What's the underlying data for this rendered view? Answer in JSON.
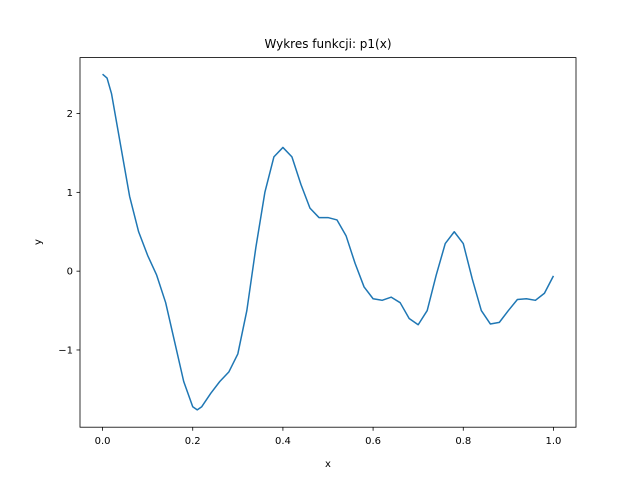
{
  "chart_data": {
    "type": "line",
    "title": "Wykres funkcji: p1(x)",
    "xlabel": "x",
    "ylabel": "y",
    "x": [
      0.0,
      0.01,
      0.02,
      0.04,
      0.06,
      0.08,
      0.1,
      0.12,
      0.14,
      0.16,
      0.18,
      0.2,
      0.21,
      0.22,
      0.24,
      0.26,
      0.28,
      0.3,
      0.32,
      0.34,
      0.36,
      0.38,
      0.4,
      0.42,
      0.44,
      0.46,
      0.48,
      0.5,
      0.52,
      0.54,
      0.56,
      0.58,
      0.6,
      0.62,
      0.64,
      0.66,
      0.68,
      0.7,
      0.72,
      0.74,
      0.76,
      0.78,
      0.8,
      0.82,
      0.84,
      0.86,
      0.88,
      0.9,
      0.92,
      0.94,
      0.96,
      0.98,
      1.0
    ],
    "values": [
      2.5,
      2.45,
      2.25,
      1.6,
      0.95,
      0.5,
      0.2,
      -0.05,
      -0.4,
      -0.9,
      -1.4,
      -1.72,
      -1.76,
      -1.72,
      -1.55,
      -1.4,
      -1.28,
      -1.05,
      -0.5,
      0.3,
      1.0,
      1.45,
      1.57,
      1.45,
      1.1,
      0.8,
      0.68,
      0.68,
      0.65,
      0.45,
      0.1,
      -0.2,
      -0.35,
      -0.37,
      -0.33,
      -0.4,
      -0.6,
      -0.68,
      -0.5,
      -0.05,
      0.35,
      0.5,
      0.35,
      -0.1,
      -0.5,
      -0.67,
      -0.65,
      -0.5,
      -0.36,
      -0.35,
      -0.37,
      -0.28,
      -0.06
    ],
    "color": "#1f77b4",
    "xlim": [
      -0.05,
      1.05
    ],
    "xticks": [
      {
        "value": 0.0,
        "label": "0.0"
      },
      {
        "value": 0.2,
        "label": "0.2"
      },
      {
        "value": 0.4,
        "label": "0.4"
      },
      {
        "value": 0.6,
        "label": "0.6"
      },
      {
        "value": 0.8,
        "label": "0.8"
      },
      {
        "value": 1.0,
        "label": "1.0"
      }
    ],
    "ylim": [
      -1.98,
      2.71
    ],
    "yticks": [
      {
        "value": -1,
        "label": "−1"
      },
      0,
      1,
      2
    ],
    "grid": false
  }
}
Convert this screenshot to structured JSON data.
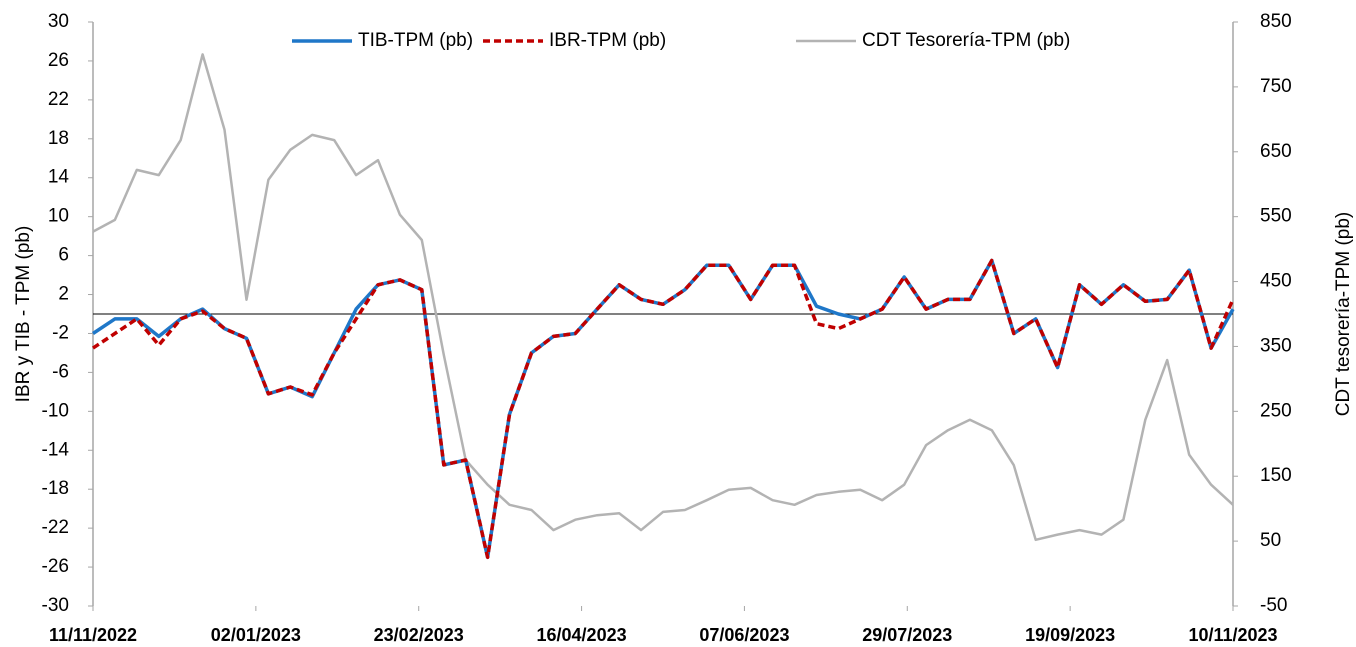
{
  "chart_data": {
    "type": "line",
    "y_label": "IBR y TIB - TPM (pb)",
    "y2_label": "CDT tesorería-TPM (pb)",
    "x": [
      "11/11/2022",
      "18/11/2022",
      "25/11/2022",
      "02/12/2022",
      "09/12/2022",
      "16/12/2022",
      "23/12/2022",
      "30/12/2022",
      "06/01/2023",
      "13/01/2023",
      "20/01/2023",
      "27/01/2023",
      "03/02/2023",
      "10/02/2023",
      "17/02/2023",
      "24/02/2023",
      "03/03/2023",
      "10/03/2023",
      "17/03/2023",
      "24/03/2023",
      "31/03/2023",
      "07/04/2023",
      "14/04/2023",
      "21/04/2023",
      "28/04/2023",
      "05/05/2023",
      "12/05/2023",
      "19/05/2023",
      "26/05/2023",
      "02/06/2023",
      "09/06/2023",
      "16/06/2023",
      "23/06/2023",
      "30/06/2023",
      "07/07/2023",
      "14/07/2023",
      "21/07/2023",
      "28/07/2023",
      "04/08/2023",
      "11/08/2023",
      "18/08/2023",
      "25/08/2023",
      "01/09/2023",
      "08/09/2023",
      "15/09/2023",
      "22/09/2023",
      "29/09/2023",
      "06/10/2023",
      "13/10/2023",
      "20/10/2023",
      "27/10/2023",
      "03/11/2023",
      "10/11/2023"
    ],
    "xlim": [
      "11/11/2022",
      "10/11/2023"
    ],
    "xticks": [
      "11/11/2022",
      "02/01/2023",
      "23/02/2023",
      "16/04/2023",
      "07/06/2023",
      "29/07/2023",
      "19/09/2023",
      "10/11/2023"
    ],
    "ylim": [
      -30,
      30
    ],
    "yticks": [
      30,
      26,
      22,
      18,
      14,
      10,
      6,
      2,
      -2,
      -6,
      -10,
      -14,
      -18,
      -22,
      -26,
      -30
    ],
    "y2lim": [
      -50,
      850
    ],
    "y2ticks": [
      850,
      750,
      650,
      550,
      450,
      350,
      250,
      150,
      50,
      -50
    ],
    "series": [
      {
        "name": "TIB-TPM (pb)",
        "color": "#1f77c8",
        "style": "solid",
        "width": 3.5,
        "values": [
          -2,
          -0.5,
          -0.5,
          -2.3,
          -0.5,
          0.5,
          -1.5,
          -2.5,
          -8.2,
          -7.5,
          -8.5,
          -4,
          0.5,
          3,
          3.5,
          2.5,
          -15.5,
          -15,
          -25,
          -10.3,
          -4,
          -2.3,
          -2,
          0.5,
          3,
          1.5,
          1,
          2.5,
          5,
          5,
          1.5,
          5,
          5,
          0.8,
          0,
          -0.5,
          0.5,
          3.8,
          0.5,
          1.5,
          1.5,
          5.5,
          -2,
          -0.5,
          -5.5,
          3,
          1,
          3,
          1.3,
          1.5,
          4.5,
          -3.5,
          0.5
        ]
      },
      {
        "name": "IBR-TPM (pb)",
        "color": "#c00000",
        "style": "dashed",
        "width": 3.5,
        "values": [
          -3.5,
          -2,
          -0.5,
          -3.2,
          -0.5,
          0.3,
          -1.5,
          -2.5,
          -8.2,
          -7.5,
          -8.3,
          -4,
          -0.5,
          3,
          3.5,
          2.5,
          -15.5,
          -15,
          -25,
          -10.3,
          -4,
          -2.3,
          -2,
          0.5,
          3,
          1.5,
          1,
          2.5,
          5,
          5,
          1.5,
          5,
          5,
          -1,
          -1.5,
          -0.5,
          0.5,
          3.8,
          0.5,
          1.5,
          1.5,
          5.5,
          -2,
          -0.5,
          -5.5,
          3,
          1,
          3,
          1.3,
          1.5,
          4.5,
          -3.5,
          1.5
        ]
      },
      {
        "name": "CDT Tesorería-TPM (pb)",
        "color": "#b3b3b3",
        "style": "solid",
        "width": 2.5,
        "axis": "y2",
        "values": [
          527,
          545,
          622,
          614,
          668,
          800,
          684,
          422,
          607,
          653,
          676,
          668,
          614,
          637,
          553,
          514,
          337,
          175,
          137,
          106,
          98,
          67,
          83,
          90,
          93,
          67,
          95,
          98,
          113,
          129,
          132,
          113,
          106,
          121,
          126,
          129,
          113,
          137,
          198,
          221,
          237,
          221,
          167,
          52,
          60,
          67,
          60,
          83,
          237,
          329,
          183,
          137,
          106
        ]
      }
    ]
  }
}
────────
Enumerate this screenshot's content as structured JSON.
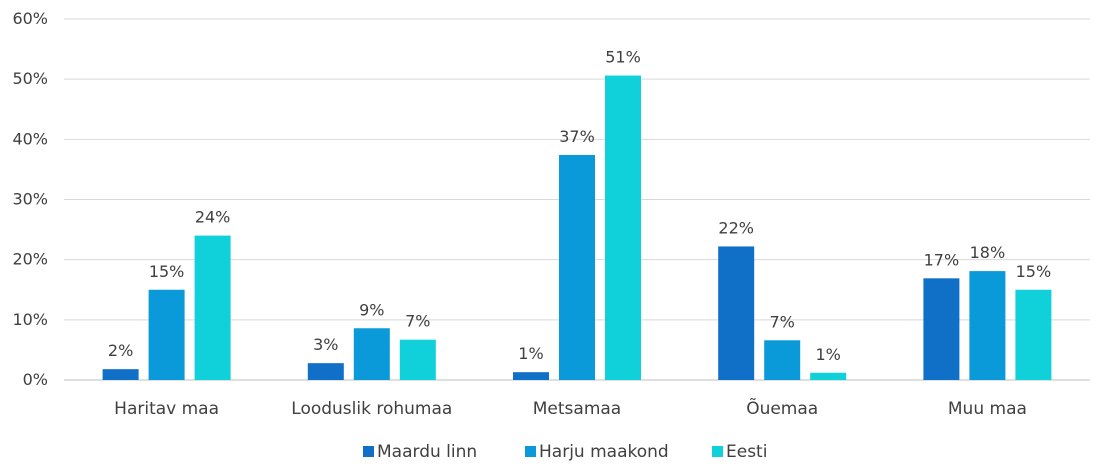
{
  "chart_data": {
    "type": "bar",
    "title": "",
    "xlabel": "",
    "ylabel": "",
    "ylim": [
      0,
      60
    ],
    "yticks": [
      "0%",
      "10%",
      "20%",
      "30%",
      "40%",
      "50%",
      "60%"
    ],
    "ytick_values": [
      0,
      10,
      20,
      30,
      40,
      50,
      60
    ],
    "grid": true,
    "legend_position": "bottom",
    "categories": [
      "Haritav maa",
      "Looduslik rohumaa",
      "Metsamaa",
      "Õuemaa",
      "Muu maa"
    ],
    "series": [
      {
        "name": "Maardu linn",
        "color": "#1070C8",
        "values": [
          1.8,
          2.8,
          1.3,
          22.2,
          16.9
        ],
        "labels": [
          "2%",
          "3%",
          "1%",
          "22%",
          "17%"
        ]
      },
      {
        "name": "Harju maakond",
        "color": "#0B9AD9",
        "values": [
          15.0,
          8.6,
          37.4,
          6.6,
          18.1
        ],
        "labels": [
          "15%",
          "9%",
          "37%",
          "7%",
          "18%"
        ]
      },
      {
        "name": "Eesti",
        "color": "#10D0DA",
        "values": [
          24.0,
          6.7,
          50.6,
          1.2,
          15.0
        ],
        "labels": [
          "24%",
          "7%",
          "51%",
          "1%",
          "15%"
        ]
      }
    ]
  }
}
────────
Given exercise. Return each line of the listing that holds the string "name".

Answer in full.
        "name": "TIB-TPM (pb)",
        "name": "IBR-TPM (pb)",
        "name": "CDT Tesorería-TPM (pb)",
        "name": "Maardu linn",
        "name": "Harju maakond",
        "name": "Eesti",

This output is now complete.